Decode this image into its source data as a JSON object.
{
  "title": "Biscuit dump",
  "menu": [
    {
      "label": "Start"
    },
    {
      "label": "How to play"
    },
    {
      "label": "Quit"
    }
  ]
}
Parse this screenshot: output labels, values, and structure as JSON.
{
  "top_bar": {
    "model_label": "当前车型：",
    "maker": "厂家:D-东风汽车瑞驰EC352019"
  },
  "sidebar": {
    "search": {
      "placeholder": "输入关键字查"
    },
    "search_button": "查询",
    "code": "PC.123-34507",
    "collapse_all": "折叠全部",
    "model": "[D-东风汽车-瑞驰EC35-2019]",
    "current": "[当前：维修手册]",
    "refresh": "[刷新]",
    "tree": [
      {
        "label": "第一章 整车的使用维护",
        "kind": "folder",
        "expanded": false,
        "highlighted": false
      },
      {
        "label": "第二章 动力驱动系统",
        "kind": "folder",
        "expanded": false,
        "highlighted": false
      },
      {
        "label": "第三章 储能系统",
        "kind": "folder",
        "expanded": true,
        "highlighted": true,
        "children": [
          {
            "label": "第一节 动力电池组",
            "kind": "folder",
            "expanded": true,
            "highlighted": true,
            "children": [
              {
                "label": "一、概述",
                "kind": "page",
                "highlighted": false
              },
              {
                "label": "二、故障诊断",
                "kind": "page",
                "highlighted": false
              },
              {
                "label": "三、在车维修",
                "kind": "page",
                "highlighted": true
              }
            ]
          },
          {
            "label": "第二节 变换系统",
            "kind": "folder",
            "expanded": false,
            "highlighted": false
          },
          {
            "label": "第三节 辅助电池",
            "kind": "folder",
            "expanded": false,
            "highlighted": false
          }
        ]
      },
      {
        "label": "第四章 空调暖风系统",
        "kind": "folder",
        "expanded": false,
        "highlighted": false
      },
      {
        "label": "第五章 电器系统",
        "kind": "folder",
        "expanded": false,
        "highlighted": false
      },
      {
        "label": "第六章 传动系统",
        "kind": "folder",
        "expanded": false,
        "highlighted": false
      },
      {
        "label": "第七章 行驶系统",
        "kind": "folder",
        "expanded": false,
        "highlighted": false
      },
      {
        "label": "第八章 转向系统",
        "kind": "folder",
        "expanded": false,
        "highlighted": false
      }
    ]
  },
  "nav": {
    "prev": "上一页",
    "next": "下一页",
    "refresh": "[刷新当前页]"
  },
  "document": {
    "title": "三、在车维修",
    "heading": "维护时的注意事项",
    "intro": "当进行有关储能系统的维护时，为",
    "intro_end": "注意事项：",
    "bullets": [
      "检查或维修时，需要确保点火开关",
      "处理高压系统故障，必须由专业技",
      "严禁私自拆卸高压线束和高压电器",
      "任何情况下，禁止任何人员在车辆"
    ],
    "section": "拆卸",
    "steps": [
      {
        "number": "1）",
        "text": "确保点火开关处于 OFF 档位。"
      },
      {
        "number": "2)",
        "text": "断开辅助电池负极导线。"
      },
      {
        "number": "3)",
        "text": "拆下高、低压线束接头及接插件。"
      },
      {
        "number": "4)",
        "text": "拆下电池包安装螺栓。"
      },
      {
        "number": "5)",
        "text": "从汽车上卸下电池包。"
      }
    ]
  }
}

══════════

**TASK DESCRIPTION:** Repeat the material from above exactly, word for word.

**EXERCISE SOLUTION:**
Decode this image into its source data as a JSON object.
{
  "title": "Biscuit dump",
  "menu": [
    {
      "label": "Start"
    },
    {
      "label": "How to play"
    },
    {
      "label": "Quit"
    }
  ]
}
Parse this screenshot: output labels, values, and structure as JSON.
{
  "top_bar": {
    "model_label": "当前车型：",
    "maker": "厂家:D-东风汽车瑞驰EC352019"
  },
  "sidebar": {
    "search": {
      "placeholder": "输入关键字查"
    },
    "search_button": "查询",
    "code": "PC.123-34507",
    "collapse_all": "折叠全部",
    "model": "[D-东风汽车-瑞驰EC35-2019]",
    "current": "[当前：维修手册]",
    "refresh": "[刷新]",
    "tree": [
      {
        "label": "第一章 整车的使用维护",
        "kind": "folder",
        "expanded": false,
        "highlighted": false
      },
      {
        "label": "第二章 动力驱动系统",
        "kind": "folder",
        "expanded": false,
        "highlighted": false
      },
      {
        "label": "第三章 储能系统",
        "kind": "folder",
        "expanded": true,
        "highlighted": true,
        "children": [
          {
            "label": "第一节 动力电池组",
            "kind": "folder",
            "expanded": true,
            "highlighted": true,
            "children": [
              {
                "label": "一、概述",
                "kind": "page",
                "highlighted": false
              },
              {
                "label": "二、故障诊断",
                "kind": "page",
                "highlighted": false
              },
              {
                "label": "三、在车维修",
                "kind": "page",
                "highlighted": true
              }
            ]
          },
          {
            "label": "第二节 变换系统",
            "kind": "folder",
            "expanded": false,
            "highlighted": false
          },
          {
            "label": "第三节 辅助电池",
            "kind": "folder",
            "expanded": false,
            "highlighted": false
          }
        ]
      },
      {
        "label": "第四章 空调暖风系统",
        "kind": "folder",
        "expanded": false,
        "highlighted": false
      },
      {
        "label": "第五章 电器系统",
        "kind": "folder",
        "expanded": false,
        "highlighted": false
      },
      {
        "label": "第六章 传动系统",
        "kind": "folder",
        "expanded": false,
        "highlighted": false
      },
      {
        "label": "第七章 行驶系统",
        "kind": "folder",
        "expanded": false,
        "highlighted": false
      },
      {
        "label": "第八章 转向系统",
        "kind": "folder",
        "expanded": false,
        "highlighted": false
      }
    ]
  },
  "nav": {
    "prev": "上一页",
    "next": "下一页",
    "refresh": "[刷新当前页]"
  },
  "document": {
    "title": "三、在车维修",
    "heading": "维护时的注意事项",
    "intro": "当进行有关储能系统的维护时，为",
    "intro_end": "注意事项：",
    "bullets": [
      "检查或维修时，需要确保点火开关",
      "处理高压系统故障，必须由专业技",
      "严禁私自拆卸高压线束和高压电器",
      "任何情况下，禁止任何人员在车辆"
    ],
    "section": "拆卸",
    "steps": [
      {
        "number": "1）",
        "text": "确保点火开关处于 OFF 档位。"
      },
      {
        "number": "2)",
        "text": "断开辅助电池负极导线。"
      },
      {
        "number": "3)",
        "text": "拆下高、低压线束接头及接插件。"
      },
      {
        "number": "4)",
        "text": "拆下电池包安装螺栓。"
      },
      {
        "number": "5)",
        "text": "从汽车上卸下电池包。"
      }
    ]
  }
}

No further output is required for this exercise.